▸ 抜粋文:
□ □ □ □ □

新進気鋭の若手キーボーディストの話へのたくさんの賛同共感頂き、ありがとうございます。反響の大きさに驚くとともに、同じような思いをされてきた方がたくさんいらっしゃったということを知ることができました。

さて昨日のブログで『同じような経験』と書きましたが、そんな中の話をひとつ。

20代なかばの頃、あるバンドのサポートを務めていた時のこと。メンバー全員がそれぞれ『元〇〇』という肩書きを持っている中で、自分だけが駆け出しという身分でしたが、前任サポートキーボーディストが別のバンドの正式メンバーとして加入、縁あって後任に抜擢されたという参加の経緯がありました。
バンドは既に事務所に所属し、メジャーデビューに向けてのショウケースライブやプリプロ(※レコーディングに向けての楽曲制作・アレンジ、デモ録音など)作業中という段階でした。時代が時代なので、プリプロに際してはレコーディングスタジオをロックアウト(1日貸切)という、現代と比較するとかなり贅沢な環境でした。

□ □ □ □ □

▸ 以下の課題:
**a.** 抜粋文のうち、「20代なかばの頃、あるバンド」から「るとかなり贅沢な環境でした。」まで（両端を含む）を正確に書き写してください。
**b.** バンドのサポートキーボーディストを務めた経験を述べた文章について、最後の文に続く部分を書いてください。

▸ 収集データ:
□ □ □ □ □

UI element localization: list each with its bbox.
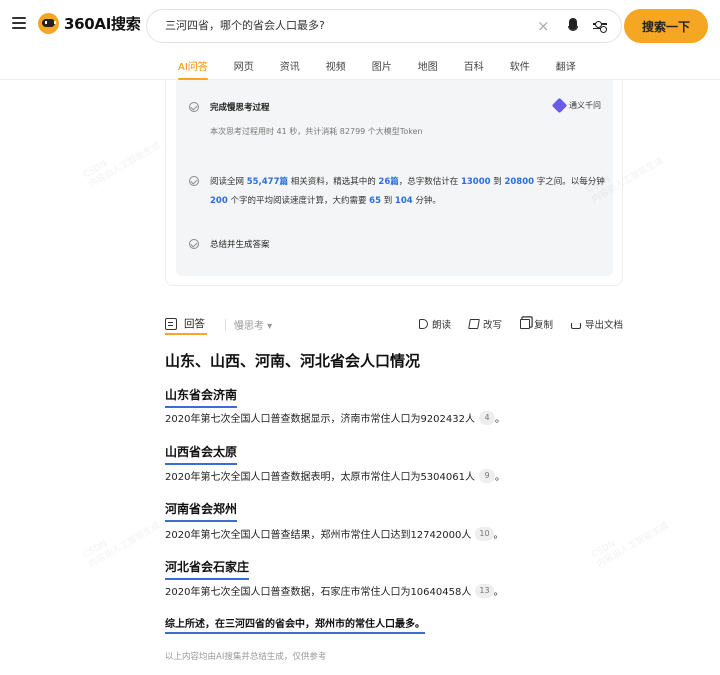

□ □ □ □ □

▸ 出力結果:
**a.**
20代なかばの頃、あるバンドのサポートを務めていた時のこと。メンバー全員がそれぞれ『元〇〇』という肩書きを持っている中で、自分だけが駆け出しという身分でしたが、前任サポートキーボーディストが別のバンドの正式メンバーとして加入、縁あって後任に抜擢されたという参加の経緯がありました。
バンドは既に事務所に所属し、メジャーデビューに向けてのショウケースライブやプリプロ(※レコーディングに向けての楽曲制作・アレンジ、デモ録音など)作業中という段階でした。時代が時代なので、プリプロに際してはレコーディングスタジオをロックアウト(1日貸切)という、現代と比較するとかなり贅沢な環境でした。

**b.**
さてレーベルも決まり、いよいよ本チャンのレコーディングというところで、俺ではない別のキーボーディストの方が呼ばれることになりました。ですが全曲ではなく何曲かは俺も弾くことになるということで、レコーディング作業中は常にスタジオに詰めることに。
自分がライブやプリプロで担ってきたパートを、別のプレイヤーの手でレコーディングされていく場面を目の前で見せられる…これかなり屈辱でした。まだ若かったこともあって、プライドはズタズタです(^^;

ある曲のレコーディングでは、指定のフレーズがあったために説明差し上げなければならず、口頭で説明していたところ『いや、ちょっと弾いてみてください!』と楽器の前から立ち上がられて、かわりにそこに座って…(※ちなみに現在でも一線で活躍されていて、当時も結構名の知れていた方です)。緊張と動揺と屈辱感がごちゃ混ぜになったよくわからない感情になったのを今でも覚えてます。その後も度々そういう場面はありましたが。
そうやってプロの厳しさを身を持って体験したおかげで今がある、と現在は回想できますが、当時はとにかく悔しくて、1日の作業終了後にその日のラフミックス(とりあえず聴ける程度の状態に各楽器の音量バランスなどを整えたもの)を持ち帰り、明け方まで繰り返し自宅で弾くような毎日でした。もしかしたら、この頃が一番練習した時期だったかも知れません。絶対上手くなってやる!と思ってましたもの。


ところでたまたま昨年、このキーボーディスト氏と偶然に再会し、この話をしたところ…
全く覚えていらっしゃいませんでした!
まあ、そんなもんですね(笑)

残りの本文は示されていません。